## Source extract
• • • • • • •

We appreciate the comments and agree with those interesting points. In response:

  • With regard to the initial worsening in POTD: our suspicion is that what you mentioned is exactly what happened (i.e. combination of learning curve and customization). In speaking informally with our nursing staff, this is exactly their feeling as well. Of course, our study was not designed to make that distinction or to determine which fraction was attributable to each.
  • With regard to surgical volume: after a short initial implementation period, scheduling of cases returned to the baseline methods. It will be interesting to follow whether there are any trends over time.
  • With regard to why POTD for cataract remained higher: our feeling is that there are several explanations. More data elements were documented in EHR than using paper methods, the EHR data entry widgets were not always felt to be efficient, and local customization of the system is continuing to improve over time.

• • • • • • •

## Information given
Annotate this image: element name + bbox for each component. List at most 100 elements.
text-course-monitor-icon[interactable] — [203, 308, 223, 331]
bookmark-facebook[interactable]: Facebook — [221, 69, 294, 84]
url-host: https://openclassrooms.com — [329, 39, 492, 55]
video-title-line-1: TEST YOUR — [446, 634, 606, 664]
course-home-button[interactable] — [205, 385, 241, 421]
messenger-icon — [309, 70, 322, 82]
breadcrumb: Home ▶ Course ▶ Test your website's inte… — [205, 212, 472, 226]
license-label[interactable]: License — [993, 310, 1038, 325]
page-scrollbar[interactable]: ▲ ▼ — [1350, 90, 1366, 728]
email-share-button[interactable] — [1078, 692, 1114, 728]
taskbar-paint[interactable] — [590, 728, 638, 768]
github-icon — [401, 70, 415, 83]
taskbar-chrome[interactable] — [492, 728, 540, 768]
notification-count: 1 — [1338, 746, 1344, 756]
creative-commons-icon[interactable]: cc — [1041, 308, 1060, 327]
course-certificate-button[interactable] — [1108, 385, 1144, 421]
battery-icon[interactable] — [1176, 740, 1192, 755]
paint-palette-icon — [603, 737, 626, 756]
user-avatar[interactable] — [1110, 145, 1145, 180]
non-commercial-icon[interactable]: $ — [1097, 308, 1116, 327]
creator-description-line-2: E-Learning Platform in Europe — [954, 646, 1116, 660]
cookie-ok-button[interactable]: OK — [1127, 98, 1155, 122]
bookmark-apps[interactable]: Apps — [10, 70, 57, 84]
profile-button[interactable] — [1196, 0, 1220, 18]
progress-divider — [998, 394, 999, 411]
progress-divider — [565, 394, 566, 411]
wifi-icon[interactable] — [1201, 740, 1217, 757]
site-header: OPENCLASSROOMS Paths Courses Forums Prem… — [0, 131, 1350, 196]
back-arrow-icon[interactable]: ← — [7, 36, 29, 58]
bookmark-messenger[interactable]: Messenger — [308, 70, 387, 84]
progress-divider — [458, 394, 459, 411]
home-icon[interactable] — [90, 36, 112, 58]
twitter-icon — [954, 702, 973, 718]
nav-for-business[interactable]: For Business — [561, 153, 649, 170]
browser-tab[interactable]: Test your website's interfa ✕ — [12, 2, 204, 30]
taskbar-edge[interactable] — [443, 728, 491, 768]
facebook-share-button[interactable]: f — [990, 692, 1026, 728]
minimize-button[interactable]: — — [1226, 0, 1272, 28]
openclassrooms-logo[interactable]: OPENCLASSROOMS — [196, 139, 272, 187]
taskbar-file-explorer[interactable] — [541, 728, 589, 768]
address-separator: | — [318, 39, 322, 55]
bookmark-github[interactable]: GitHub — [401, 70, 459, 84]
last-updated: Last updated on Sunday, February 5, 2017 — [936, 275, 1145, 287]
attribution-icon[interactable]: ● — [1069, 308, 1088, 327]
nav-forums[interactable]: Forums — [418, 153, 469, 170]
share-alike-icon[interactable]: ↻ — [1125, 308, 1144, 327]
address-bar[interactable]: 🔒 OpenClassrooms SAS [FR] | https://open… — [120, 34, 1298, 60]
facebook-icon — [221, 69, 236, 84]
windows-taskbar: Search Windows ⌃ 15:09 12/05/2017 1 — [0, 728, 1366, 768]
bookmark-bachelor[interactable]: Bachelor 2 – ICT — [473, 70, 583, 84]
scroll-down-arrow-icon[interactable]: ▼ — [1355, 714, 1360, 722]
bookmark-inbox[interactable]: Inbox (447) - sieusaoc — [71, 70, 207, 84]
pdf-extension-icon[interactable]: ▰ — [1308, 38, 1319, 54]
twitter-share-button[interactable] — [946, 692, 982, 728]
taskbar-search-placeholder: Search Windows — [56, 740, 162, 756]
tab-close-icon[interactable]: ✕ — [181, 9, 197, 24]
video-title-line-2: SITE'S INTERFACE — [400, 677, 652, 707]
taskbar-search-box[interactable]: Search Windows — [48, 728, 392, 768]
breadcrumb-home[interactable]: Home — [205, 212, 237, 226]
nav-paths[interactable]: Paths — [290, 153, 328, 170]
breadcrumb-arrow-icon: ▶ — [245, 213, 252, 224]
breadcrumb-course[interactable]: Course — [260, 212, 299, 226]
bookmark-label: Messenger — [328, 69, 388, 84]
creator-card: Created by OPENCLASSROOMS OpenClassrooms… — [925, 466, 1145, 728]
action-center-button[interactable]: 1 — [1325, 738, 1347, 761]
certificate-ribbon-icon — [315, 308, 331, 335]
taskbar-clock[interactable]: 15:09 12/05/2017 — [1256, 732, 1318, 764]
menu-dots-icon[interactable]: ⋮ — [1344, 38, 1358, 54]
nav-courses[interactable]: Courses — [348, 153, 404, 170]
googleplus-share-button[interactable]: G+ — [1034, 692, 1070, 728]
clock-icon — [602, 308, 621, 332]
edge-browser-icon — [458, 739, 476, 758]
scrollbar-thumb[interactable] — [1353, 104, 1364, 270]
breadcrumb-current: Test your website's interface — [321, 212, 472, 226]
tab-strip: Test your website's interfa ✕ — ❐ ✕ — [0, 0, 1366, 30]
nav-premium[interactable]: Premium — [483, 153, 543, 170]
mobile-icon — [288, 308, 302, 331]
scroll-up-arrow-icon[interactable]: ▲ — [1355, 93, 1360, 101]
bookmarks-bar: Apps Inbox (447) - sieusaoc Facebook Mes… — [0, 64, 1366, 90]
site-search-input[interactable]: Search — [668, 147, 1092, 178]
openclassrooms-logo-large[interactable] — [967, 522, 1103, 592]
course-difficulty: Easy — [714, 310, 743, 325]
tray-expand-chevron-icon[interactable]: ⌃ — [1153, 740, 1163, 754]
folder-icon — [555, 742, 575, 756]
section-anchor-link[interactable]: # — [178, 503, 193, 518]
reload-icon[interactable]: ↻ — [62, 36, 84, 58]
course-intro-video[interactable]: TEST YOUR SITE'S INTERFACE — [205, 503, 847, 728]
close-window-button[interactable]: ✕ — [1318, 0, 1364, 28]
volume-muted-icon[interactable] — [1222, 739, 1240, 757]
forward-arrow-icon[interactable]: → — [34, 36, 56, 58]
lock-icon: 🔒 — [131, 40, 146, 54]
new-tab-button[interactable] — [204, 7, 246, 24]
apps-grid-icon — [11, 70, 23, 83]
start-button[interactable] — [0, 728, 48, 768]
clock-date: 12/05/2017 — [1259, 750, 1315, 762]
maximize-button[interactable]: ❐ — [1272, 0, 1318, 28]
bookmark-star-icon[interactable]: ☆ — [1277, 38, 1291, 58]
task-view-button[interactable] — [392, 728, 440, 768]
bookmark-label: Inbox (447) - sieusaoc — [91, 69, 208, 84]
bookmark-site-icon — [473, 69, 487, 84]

• • • • • • •

## Activities
1. In the reply to comments above, set down the passage between "We appreciate the" and "trends over time.", inclusive, with every word and mark unchanged.
2. According to the reply to comments, what happened to the scheduling of cases after the short initial implementation period?

## Task results
1.
We appreciate the comments and agree with those interesting points. In response:

  • With regard to the initial worsening in POTD: our suspicion is that what you mentioned is exactly what happened (i.e. combination of learning curve and customization). In speaking informally with our nursing staff, this is exactly their feeling as well. Of course, our study was not designed to make that distinction or to determine which fraction was attributable to each.
  • With regard to surgical volume: after a short initial implementation period, scheduling of cases returned to the baseline methods. It will be interesting to follow whether there are any trends over time.

2. Scheduling of cases returned to the baseline methods.